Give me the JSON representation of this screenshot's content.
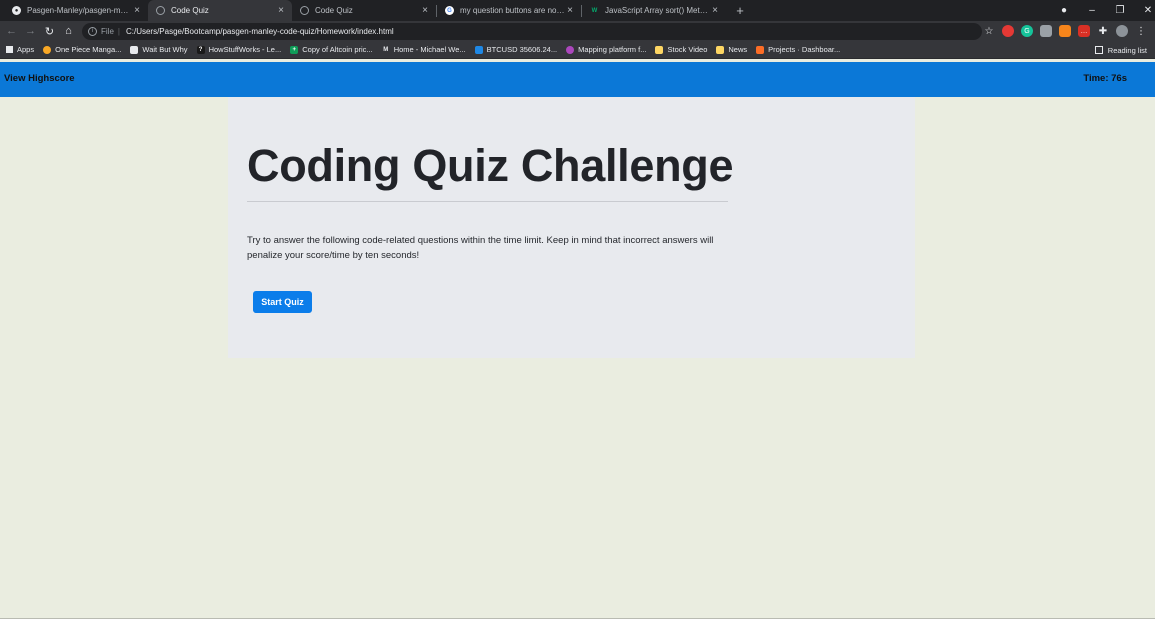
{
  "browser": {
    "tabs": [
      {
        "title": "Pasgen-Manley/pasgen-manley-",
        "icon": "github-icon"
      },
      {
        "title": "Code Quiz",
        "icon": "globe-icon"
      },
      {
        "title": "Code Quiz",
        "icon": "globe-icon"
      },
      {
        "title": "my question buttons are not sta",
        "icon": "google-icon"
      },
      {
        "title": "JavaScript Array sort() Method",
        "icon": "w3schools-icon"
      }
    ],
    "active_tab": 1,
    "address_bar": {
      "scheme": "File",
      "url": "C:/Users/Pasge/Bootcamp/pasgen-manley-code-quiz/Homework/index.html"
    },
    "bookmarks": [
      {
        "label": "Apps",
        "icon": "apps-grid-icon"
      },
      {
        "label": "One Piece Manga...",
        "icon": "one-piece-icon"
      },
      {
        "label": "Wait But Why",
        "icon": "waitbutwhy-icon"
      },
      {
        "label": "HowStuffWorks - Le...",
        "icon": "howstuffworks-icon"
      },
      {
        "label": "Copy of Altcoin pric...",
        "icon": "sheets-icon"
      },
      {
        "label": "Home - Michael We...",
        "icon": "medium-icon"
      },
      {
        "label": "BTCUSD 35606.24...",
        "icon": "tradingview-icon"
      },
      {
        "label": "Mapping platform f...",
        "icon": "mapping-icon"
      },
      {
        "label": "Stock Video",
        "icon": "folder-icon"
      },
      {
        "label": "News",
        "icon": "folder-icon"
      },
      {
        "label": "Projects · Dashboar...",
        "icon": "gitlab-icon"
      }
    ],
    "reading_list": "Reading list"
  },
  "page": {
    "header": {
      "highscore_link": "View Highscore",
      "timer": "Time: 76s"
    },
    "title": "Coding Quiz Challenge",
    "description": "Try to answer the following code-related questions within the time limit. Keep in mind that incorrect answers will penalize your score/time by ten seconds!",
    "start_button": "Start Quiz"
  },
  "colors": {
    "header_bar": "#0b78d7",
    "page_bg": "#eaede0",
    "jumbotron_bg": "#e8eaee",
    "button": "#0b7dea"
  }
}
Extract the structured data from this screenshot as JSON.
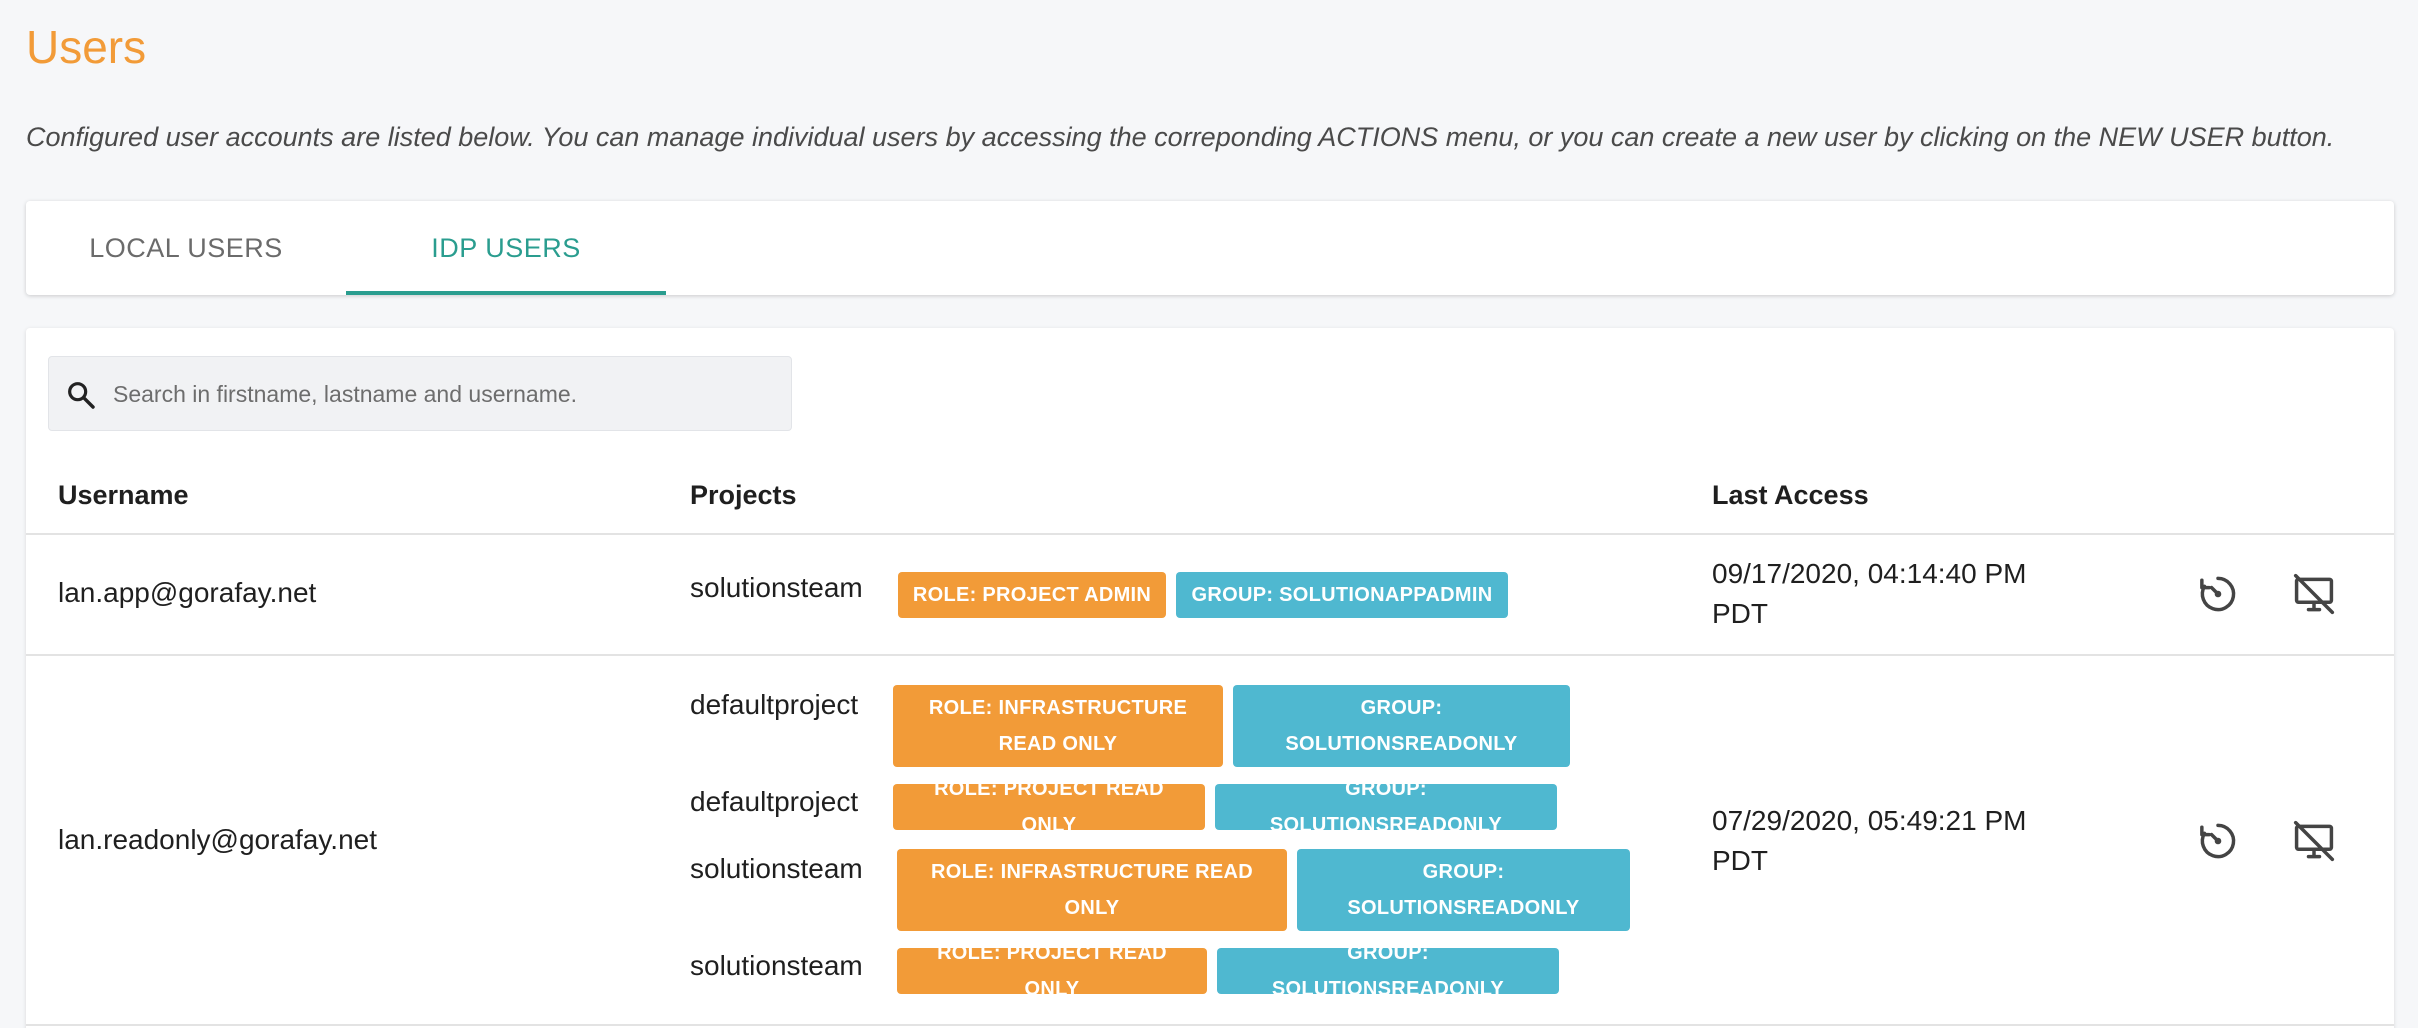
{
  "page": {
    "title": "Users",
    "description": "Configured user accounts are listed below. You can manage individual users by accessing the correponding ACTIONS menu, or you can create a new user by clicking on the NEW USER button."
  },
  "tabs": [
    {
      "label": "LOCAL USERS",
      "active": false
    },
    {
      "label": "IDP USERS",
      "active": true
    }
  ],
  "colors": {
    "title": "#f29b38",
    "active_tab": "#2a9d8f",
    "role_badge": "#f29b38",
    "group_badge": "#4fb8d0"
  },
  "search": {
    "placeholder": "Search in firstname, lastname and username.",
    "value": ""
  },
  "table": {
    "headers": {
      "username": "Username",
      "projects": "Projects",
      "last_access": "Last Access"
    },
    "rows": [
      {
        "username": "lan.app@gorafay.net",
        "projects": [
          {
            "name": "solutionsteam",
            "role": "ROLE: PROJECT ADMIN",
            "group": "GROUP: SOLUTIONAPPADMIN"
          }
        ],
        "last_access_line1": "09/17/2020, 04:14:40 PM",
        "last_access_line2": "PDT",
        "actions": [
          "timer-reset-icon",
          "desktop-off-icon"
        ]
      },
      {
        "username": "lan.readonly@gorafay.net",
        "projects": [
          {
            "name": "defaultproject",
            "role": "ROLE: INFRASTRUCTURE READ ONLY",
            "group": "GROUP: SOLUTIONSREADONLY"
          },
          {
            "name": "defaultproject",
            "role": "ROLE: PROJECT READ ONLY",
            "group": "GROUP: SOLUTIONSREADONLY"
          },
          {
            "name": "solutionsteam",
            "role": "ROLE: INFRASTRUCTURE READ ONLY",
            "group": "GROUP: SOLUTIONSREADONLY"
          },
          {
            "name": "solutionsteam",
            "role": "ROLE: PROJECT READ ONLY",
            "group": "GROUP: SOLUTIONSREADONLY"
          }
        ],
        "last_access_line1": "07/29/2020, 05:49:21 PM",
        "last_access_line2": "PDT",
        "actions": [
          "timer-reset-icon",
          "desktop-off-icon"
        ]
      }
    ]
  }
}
■ ■ ■ ■ ■ ■ ■
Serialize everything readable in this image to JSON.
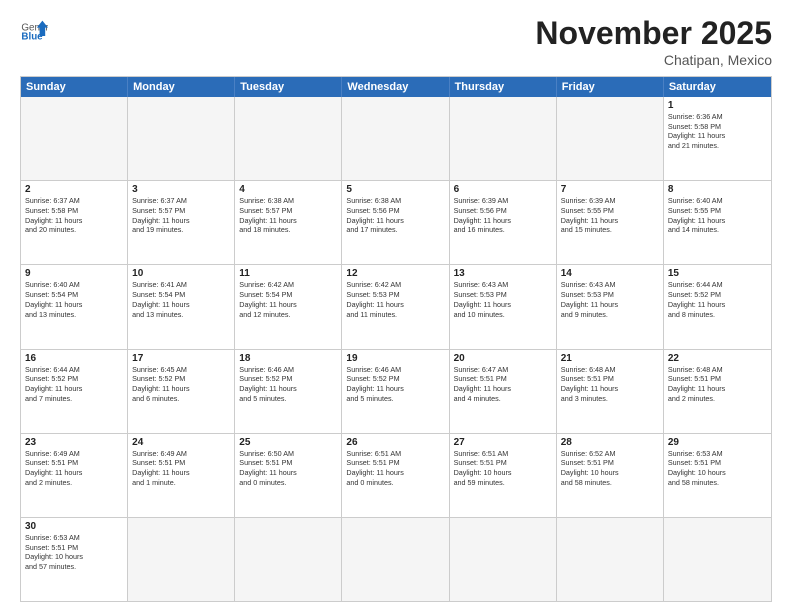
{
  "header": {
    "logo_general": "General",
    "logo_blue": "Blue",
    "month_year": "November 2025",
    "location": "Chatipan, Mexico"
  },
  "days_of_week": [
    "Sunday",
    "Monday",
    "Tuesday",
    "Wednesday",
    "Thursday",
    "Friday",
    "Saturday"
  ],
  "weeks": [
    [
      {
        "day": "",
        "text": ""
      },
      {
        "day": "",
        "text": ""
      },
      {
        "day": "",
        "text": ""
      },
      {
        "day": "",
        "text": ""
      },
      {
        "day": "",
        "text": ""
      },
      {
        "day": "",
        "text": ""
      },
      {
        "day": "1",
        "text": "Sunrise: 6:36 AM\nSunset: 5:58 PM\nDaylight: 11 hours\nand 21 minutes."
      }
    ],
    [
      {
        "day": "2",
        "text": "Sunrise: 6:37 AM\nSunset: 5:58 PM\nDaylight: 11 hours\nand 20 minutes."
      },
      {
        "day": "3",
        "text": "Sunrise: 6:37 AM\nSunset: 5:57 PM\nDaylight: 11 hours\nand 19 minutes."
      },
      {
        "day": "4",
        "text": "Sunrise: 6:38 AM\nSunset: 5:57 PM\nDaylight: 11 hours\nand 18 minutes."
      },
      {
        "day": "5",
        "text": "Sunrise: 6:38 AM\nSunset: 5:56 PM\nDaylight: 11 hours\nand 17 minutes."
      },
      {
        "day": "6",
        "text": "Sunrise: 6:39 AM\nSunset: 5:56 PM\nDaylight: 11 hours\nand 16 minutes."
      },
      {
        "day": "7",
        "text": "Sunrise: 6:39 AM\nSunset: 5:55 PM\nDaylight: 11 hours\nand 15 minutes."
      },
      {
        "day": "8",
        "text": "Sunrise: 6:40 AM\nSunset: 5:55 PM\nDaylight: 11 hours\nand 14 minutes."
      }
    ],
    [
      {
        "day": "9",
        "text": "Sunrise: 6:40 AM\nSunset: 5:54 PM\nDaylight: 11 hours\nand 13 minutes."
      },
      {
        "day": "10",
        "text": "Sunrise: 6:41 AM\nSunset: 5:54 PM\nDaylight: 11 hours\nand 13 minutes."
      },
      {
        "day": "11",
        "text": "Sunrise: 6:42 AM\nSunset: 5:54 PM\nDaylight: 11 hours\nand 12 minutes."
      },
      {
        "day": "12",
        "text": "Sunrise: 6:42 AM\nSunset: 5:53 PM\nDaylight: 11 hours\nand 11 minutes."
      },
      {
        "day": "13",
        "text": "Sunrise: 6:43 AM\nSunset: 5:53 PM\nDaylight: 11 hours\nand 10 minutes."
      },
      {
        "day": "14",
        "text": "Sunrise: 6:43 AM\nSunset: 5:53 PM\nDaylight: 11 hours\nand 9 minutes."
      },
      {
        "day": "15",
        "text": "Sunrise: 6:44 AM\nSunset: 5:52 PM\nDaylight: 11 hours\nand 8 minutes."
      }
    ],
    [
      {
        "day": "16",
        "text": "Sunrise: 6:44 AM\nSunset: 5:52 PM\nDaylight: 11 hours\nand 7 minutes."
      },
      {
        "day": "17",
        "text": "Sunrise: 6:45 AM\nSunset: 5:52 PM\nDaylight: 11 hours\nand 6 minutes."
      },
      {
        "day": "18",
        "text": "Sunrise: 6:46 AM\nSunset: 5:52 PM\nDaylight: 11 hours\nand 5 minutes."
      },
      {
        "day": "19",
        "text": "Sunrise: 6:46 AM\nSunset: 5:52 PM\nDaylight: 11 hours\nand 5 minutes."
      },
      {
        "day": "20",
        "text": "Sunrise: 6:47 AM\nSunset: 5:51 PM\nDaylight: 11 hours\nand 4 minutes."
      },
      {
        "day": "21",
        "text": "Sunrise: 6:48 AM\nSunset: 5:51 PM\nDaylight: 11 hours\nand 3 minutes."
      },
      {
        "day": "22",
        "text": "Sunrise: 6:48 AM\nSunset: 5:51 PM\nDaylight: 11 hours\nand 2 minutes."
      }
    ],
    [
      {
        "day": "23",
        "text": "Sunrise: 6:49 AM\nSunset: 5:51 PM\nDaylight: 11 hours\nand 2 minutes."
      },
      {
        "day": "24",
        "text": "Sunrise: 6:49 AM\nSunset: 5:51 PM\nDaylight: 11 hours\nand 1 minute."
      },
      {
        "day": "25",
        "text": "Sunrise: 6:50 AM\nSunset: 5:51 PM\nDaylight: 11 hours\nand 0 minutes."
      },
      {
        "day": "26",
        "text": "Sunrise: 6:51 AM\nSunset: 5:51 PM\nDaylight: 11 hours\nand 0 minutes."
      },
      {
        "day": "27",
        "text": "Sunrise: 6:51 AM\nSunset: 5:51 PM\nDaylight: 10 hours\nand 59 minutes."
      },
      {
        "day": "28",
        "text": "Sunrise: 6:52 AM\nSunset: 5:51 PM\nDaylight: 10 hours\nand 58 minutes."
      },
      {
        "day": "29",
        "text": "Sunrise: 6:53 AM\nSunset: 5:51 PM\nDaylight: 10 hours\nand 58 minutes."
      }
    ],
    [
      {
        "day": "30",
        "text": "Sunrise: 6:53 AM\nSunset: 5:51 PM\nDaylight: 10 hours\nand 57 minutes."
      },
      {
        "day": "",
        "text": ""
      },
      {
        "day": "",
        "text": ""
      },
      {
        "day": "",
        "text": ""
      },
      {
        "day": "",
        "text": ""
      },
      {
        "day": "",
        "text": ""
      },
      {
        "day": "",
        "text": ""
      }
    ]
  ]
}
■ ■ ■ ■ ■ ■ ■
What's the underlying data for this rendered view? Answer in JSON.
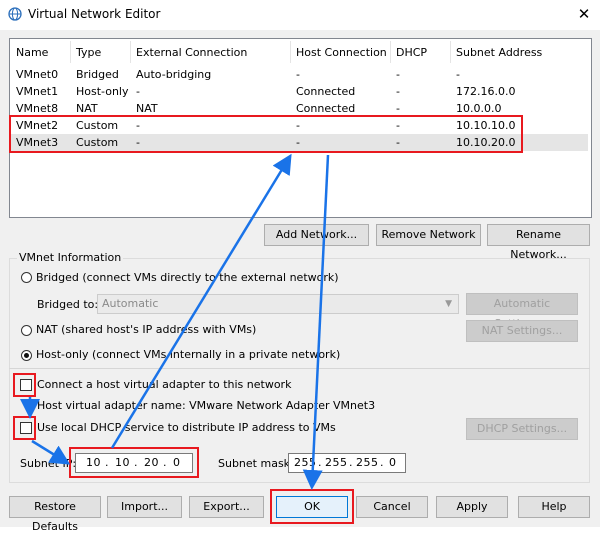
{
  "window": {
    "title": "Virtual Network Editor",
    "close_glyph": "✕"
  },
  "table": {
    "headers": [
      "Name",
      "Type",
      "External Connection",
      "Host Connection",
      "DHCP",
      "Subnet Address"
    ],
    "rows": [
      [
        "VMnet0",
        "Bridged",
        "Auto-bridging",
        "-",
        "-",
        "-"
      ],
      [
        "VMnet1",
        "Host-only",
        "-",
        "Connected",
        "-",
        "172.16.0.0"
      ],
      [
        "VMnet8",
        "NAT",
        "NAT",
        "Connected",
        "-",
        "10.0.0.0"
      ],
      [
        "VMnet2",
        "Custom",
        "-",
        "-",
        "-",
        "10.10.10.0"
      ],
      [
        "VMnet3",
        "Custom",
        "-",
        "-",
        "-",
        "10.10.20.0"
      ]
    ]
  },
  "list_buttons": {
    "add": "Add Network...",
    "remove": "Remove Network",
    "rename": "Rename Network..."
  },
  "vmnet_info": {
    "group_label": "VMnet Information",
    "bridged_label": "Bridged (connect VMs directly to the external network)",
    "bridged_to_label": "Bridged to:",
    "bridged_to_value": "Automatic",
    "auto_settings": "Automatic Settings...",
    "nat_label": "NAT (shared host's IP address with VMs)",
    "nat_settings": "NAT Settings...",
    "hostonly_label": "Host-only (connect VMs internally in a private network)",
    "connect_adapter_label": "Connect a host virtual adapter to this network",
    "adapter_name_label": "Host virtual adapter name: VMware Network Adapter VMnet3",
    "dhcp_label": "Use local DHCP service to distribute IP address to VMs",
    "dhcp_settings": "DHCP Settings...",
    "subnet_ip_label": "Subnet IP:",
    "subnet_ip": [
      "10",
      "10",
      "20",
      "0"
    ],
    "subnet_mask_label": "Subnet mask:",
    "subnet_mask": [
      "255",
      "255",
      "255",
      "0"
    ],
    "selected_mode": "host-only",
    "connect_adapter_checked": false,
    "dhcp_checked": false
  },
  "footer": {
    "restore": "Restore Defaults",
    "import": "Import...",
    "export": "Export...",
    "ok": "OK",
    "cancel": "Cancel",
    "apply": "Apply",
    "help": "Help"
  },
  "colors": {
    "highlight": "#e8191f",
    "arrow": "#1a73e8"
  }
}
■ ■ ■ ■ ■ ■ ■
■ What you should do ■
Spot every line that holds "title" and copy it.

■ Task result ■
        "title": "Pasgen-Manley/pasgen-manley-",
        "title": "Code Quiz",
        "title": "Code Quiz",
        "title": "my question buttons are not sta",
        "title": "JavaScript Array sort() Method",
    "title": "Coding Quiz Challenge",
    "title": "Users",
    "title": "#f29b38",
    "title": "Virtual Network Editor",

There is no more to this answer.